- **GIVEN INSTRUCTION**
Tally every line featuring "sick", then give that tally alone.

(Data entries)
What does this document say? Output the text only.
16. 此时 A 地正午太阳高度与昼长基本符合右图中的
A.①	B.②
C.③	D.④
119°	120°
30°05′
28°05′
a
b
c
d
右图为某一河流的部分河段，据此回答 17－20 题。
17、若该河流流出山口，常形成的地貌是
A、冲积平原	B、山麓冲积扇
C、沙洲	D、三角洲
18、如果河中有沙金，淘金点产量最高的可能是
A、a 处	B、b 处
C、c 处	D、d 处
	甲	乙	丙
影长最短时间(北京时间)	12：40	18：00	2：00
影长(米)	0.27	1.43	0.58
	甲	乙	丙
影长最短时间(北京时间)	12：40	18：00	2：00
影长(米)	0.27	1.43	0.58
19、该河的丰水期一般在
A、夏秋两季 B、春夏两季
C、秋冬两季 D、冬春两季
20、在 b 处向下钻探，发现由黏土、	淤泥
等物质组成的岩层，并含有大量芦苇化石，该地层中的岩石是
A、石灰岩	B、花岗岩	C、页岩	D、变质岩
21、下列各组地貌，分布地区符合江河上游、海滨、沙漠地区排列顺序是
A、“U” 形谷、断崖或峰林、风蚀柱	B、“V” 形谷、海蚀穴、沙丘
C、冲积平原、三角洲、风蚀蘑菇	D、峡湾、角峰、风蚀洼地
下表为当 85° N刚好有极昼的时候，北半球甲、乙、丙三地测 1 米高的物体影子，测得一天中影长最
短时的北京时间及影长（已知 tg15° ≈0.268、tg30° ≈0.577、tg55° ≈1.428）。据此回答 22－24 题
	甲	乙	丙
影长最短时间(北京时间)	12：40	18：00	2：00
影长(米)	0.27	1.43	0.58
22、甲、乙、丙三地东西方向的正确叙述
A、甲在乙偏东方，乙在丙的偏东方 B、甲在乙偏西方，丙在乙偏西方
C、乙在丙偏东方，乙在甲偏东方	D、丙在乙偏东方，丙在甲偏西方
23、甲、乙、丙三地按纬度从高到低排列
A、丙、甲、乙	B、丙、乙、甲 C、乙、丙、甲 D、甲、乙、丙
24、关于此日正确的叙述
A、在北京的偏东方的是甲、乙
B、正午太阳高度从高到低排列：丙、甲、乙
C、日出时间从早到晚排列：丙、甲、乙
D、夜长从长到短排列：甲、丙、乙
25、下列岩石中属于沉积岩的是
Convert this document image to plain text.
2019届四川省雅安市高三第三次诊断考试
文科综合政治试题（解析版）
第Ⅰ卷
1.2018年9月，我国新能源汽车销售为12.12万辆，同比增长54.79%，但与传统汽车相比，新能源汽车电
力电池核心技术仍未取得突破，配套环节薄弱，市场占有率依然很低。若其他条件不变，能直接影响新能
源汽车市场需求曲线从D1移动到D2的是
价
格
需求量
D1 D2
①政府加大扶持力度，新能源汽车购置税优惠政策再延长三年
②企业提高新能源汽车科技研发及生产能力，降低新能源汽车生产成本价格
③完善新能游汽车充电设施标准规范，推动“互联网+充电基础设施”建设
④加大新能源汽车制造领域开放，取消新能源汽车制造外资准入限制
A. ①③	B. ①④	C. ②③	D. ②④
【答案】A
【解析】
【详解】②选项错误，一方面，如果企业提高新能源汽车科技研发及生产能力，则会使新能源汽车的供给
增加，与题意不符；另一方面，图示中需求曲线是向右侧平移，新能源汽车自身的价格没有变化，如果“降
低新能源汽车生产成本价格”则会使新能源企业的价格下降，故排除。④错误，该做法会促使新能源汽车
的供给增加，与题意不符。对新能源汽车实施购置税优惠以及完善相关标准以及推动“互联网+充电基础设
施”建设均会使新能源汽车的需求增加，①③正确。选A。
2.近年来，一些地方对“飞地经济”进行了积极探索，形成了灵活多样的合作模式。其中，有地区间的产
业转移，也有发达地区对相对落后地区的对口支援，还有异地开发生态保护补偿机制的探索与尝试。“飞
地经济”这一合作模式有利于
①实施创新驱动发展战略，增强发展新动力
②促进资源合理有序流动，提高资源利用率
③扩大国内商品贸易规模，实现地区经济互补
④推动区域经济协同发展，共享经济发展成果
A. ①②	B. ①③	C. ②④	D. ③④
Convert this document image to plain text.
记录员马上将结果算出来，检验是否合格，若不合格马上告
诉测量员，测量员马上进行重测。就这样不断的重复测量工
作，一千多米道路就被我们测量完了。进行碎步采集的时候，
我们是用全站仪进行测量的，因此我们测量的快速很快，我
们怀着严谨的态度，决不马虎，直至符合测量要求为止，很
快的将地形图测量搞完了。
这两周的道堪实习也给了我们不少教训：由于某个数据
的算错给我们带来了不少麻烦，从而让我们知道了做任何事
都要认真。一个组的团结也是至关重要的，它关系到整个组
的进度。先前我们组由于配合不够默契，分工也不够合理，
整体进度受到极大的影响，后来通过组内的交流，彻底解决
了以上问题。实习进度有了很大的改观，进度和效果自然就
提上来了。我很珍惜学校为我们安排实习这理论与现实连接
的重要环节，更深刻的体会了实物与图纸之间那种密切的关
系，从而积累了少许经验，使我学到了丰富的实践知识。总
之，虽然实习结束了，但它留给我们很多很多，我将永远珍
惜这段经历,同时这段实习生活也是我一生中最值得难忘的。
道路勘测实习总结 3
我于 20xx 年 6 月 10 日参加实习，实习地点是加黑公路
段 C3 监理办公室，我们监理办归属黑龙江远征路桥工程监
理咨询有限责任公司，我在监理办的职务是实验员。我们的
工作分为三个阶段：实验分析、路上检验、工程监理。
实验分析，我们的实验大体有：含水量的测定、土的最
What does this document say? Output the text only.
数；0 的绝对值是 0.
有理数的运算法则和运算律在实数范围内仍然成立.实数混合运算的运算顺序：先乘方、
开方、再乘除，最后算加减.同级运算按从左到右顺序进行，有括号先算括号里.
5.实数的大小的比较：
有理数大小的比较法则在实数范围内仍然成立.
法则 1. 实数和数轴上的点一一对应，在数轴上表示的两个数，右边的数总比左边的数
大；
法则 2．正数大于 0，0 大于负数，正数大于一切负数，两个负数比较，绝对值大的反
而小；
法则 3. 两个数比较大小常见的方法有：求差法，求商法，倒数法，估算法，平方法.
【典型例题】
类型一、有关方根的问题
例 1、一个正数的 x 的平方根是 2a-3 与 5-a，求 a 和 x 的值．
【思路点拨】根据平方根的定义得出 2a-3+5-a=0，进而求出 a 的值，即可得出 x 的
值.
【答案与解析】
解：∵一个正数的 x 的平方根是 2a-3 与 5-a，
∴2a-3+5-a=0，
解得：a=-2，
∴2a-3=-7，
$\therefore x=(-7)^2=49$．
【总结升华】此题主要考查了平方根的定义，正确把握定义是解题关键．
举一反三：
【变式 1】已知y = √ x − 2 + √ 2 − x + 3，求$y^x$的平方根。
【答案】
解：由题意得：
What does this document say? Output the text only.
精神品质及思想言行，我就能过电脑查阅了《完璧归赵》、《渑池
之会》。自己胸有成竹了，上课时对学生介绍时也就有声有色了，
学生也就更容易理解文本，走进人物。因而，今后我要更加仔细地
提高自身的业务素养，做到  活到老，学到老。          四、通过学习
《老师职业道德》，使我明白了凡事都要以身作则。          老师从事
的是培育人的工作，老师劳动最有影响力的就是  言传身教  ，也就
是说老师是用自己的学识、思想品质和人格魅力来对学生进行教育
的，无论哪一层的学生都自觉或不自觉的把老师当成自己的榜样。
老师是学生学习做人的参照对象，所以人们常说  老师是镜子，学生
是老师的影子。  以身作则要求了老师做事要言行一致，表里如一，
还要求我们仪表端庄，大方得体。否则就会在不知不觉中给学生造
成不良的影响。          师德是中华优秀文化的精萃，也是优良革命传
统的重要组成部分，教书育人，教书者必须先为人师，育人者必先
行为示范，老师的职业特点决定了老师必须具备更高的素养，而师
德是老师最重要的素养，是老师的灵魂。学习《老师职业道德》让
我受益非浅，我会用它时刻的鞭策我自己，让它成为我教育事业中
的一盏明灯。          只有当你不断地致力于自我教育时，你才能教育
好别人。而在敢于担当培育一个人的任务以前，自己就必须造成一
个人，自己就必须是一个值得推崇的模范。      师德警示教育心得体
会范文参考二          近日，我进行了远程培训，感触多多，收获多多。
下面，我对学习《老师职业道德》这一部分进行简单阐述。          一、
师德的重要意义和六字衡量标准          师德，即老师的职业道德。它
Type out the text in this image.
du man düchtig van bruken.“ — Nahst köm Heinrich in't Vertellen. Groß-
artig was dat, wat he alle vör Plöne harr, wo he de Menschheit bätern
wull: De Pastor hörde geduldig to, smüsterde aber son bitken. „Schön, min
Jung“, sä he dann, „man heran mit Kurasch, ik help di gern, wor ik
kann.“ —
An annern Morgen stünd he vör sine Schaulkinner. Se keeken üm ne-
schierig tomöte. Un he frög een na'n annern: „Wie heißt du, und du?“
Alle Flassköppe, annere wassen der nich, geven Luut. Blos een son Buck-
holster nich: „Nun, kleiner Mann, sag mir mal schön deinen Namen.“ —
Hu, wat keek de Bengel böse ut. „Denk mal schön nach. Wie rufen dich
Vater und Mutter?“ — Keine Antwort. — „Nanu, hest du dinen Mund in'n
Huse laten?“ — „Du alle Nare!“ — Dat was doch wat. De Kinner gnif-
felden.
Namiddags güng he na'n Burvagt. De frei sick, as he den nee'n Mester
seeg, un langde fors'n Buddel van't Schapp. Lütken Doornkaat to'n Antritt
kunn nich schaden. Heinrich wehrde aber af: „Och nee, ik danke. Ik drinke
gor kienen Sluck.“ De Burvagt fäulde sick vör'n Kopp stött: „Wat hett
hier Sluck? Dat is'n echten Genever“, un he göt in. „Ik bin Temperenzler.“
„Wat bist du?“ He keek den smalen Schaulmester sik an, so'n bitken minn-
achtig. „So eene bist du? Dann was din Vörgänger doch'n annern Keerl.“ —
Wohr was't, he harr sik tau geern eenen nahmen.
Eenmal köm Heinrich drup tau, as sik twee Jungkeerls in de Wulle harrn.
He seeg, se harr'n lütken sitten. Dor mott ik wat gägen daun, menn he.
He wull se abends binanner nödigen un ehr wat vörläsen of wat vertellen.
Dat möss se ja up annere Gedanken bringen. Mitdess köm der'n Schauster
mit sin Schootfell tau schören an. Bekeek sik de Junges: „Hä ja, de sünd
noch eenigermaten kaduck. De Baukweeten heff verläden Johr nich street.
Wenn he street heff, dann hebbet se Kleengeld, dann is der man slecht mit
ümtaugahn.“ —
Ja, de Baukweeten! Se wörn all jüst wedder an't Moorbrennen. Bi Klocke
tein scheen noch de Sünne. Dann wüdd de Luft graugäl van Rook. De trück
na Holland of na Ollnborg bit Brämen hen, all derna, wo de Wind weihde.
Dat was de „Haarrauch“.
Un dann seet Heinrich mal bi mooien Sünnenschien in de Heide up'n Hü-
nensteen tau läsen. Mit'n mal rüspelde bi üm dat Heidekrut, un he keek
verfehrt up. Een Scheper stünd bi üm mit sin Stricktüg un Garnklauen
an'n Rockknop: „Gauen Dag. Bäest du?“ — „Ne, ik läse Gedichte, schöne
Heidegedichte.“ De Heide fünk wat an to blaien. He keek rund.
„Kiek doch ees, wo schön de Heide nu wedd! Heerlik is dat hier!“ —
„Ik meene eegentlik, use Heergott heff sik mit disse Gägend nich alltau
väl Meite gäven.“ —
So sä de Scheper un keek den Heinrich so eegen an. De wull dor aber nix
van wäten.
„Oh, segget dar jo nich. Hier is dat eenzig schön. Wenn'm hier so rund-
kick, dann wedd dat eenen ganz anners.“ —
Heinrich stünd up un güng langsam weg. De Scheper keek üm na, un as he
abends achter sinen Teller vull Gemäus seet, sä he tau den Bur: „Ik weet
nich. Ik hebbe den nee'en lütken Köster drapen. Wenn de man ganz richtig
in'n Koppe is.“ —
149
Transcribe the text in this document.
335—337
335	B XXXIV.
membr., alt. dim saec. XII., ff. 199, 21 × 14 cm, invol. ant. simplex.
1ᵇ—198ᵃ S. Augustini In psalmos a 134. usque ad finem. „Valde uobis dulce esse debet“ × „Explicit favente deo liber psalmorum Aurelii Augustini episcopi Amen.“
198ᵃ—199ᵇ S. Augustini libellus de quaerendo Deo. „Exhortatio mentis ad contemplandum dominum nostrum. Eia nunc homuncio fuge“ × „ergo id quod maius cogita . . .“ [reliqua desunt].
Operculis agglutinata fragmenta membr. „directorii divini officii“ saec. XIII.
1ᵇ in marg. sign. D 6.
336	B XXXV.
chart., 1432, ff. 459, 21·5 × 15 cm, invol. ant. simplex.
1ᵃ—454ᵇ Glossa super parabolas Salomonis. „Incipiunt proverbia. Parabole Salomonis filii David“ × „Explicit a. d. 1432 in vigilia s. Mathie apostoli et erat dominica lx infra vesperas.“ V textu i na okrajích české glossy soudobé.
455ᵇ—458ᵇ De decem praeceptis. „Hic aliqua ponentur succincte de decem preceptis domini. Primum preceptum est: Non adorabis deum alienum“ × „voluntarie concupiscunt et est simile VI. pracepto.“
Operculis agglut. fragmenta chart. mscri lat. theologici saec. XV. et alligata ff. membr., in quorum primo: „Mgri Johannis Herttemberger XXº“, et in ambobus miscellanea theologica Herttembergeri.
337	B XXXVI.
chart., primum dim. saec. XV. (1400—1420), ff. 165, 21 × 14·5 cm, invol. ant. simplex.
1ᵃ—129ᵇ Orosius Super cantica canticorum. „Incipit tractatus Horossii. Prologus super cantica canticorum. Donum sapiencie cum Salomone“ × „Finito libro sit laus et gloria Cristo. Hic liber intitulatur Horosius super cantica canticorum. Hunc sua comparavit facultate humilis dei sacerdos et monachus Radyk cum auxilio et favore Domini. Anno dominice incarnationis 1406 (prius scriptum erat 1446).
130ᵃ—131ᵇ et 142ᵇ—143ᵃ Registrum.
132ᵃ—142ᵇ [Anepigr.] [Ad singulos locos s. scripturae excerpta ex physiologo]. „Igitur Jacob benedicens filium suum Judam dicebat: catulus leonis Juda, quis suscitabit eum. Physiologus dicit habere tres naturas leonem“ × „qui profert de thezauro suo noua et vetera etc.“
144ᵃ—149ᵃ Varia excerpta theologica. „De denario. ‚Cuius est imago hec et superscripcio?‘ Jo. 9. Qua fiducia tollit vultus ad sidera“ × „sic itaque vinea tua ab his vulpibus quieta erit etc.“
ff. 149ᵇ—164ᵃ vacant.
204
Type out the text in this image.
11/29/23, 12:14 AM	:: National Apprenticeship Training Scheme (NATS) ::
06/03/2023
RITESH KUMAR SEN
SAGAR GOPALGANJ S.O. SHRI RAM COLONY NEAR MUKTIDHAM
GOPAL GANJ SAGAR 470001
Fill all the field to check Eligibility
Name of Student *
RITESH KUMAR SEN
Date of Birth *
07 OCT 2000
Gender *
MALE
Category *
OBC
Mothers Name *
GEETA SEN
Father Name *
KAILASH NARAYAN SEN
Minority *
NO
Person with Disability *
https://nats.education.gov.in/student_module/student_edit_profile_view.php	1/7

- **RESULT BELOW**
2